* _Exercise details_
Gather from the listing below each line that includes the word "pernah", and copy it.

— Begin Records for this task —

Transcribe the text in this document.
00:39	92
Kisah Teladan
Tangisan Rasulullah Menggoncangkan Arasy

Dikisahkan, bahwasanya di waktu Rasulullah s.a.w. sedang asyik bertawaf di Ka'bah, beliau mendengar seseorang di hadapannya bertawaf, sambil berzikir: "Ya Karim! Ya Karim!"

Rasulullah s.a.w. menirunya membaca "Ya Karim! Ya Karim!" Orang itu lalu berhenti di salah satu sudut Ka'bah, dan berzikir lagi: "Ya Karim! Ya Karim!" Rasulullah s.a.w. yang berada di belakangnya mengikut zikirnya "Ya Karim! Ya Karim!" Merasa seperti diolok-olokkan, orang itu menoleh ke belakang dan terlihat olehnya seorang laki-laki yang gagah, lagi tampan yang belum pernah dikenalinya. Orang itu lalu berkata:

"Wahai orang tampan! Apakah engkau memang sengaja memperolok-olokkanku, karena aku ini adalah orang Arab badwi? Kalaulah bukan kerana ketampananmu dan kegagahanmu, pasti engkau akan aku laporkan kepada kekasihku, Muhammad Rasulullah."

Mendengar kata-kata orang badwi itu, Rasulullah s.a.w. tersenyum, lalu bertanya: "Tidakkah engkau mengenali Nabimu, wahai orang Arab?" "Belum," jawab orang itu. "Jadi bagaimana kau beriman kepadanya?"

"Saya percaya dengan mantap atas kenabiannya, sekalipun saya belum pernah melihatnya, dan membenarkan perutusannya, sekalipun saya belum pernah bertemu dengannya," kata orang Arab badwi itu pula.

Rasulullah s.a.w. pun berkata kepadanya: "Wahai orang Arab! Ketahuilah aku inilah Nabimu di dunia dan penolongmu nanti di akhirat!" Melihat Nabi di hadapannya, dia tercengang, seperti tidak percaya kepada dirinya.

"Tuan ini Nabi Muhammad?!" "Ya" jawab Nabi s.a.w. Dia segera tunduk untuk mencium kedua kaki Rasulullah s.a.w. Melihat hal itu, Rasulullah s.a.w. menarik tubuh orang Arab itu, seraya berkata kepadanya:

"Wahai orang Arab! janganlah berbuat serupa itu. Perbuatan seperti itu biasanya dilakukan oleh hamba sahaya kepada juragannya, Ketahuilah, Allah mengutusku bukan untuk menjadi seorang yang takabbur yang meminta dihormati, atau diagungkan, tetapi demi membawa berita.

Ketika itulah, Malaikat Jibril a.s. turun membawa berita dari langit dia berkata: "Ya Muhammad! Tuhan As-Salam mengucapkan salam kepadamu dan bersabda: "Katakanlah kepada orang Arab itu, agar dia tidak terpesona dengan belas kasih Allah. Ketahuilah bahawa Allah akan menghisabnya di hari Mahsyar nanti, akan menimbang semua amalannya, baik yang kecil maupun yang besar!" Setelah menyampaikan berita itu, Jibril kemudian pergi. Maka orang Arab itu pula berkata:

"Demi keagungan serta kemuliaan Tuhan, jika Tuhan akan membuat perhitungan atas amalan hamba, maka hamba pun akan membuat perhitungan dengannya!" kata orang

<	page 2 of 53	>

— End Records for this task —
— Begin Records for this task —

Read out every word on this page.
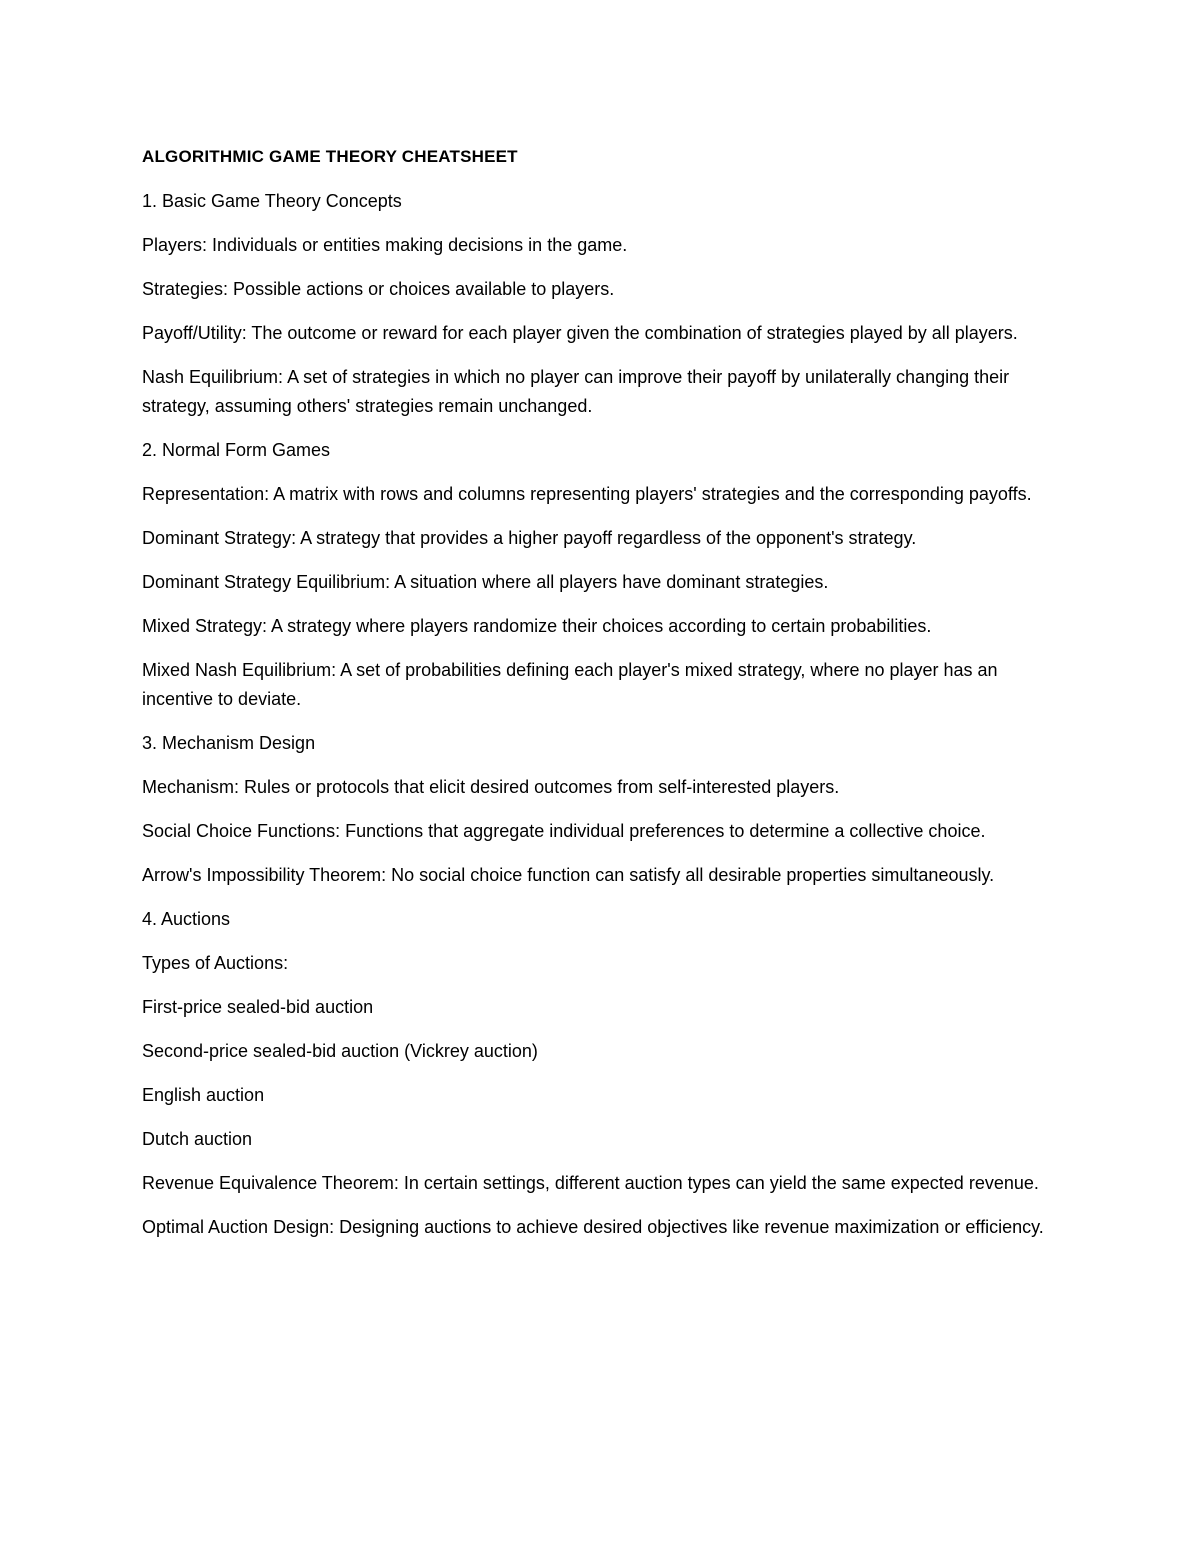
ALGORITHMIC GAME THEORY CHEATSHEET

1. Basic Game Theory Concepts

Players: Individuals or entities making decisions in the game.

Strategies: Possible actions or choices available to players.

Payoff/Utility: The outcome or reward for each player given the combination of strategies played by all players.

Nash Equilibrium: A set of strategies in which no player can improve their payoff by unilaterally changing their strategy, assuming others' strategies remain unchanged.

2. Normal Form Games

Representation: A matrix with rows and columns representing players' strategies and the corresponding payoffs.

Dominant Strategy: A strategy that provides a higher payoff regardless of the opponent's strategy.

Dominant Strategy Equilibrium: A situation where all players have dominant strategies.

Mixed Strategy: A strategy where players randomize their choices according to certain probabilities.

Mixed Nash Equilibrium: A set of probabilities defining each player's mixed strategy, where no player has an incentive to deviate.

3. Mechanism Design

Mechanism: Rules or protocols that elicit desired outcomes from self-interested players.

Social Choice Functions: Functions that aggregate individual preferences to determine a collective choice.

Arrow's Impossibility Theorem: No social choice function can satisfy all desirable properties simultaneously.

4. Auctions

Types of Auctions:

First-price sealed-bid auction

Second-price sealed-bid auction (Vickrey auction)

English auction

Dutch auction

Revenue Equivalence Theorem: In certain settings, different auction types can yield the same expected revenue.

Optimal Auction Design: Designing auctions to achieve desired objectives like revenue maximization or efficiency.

— End Records for this task —
— Begin Records for this task —

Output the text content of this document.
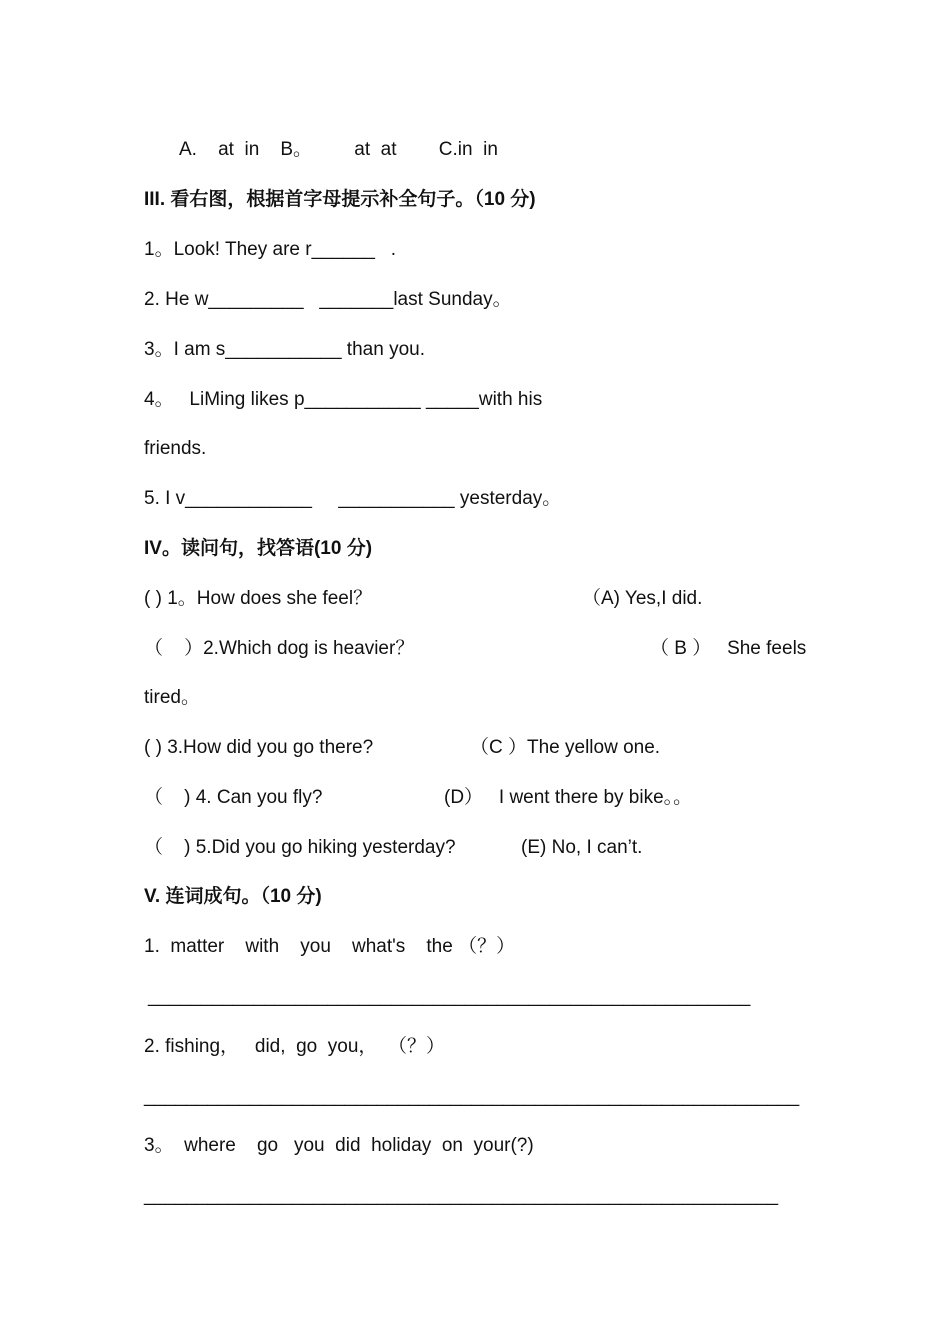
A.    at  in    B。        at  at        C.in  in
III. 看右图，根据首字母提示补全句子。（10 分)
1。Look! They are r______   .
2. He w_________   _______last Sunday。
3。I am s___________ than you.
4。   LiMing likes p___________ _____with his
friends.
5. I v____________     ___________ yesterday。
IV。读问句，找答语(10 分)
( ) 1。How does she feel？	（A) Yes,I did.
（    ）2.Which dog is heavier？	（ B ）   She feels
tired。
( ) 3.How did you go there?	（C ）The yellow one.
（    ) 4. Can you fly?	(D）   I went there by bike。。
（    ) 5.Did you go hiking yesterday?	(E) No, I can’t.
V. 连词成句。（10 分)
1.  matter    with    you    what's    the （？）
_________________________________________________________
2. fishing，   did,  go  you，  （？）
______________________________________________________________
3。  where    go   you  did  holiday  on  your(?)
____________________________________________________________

— End Records for this task —

* _Correct output_
Rasulullah s.a.w. menirunya membaca "Ya Karim! Ya Karim!" Orang itu lalu berhenti di salah satu sudut Ka'bah, dan berzikir lagi: "Ya Karim! Ya Karim!" Rasulullah s.a.w. yang berada di belakangnya mengikut zikirnya "Ya Karim! Ya Karim!" Merasa seperti diolok-olokkan, orang itu menoleh ke belakang dan terlihat olehnya seorang laki-laki yang gagah, lagi tampan yang belum pernah dikenalinya. Orang itu lalu berkata:
"Saya percaya dengan mantap atas kenabiannya, sekalipun saya belum pernah melihatnya, dan membenarkan perutusannya, sekalipun saya belum pernah bertemu dengannya," kata orang Arab badwi itu pula.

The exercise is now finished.